| Given request |
Every line containing the word "heating" needs to be found and copied.
:::
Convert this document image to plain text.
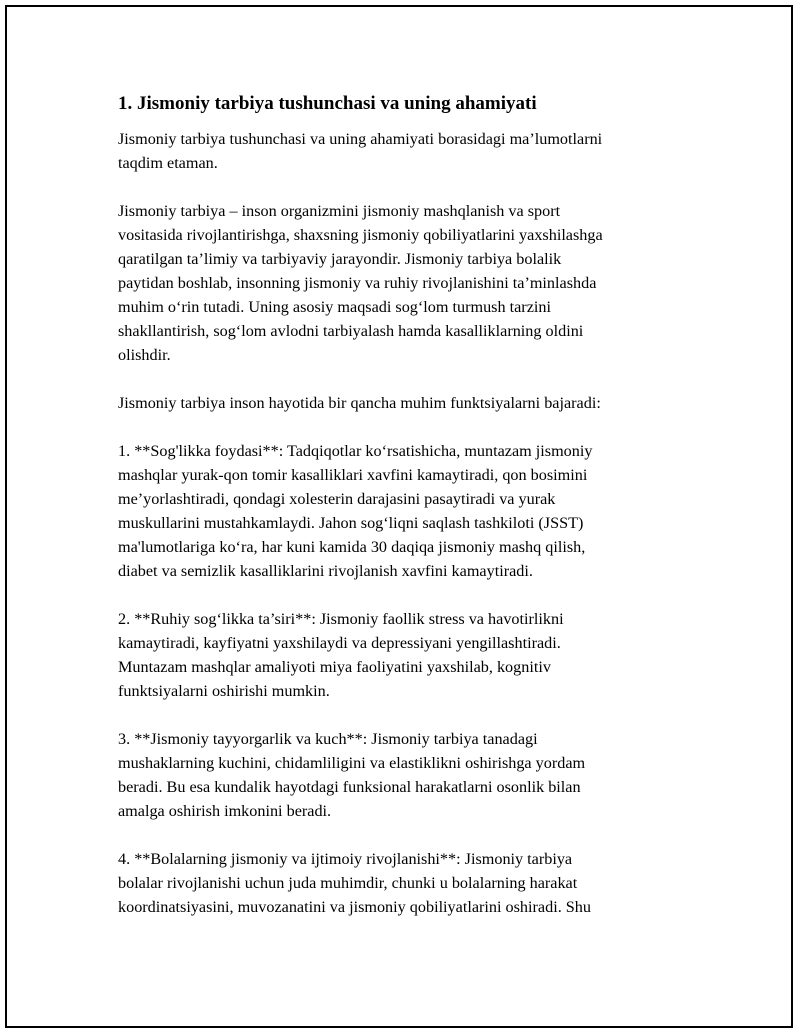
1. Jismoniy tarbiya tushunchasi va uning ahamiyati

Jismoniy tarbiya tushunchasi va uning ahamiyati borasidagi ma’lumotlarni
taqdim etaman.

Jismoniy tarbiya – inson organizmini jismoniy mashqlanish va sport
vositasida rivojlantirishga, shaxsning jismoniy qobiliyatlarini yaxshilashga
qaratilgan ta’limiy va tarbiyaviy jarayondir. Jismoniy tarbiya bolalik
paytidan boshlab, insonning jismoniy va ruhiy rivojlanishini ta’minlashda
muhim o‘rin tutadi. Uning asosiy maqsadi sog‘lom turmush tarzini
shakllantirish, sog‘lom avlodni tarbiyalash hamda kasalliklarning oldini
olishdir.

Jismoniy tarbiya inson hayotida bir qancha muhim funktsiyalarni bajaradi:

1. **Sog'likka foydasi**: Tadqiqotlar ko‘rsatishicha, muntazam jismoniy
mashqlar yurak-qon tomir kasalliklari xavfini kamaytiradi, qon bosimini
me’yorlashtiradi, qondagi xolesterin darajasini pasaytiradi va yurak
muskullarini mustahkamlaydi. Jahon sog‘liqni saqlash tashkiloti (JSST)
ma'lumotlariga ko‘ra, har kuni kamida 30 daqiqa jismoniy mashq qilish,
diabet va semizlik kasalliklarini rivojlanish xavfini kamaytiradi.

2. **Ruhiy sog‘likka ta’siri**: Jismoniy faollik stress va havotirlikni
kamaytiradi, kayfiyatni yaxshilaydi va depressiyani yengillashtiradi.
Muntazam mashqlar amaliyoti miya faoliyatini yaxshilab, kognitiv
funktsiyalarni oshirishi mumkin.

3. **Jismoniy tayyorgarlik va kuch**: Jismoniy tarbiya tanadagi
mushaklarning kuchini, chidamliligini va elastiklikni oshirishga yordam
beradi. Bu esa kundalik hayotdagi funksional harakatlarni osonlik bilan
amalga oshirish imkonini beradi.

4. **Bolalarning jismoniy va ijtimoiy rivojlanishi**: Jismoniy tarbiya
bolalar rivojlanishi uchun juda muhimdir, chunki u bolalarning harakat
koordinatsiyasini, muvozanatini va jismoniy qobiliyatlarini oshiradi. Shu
:::
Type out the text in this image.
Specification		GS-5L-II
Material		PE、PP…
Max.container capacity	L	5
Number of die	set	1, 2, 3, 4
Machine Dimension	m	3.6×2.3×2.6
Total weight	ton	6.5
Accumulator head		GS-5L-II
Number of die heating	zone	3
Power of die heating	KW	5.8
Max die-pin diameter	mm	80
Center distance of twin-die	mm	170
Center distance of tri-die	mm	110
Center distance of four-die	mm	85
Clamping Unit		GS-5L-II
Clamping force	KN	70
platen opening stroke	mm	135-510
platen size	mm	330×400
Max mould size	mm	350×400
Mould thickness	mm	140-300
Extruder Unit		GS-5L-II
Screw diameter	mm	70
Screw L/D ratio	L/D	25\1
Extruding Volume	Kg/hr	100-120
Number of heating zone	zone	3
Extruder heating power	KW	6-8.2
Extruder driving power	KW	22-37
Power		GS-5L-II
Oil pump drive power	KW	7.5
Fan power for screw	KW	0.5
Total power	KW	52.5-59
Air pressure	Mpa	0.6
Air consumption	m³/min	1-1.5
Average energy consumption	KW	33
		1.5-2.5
:::
| Worked solution |
Number of die heating	zone	3
Power of die heating	KW	5.8
Number of heating zone	zone	3
Extruder heating power	KW	6-8.2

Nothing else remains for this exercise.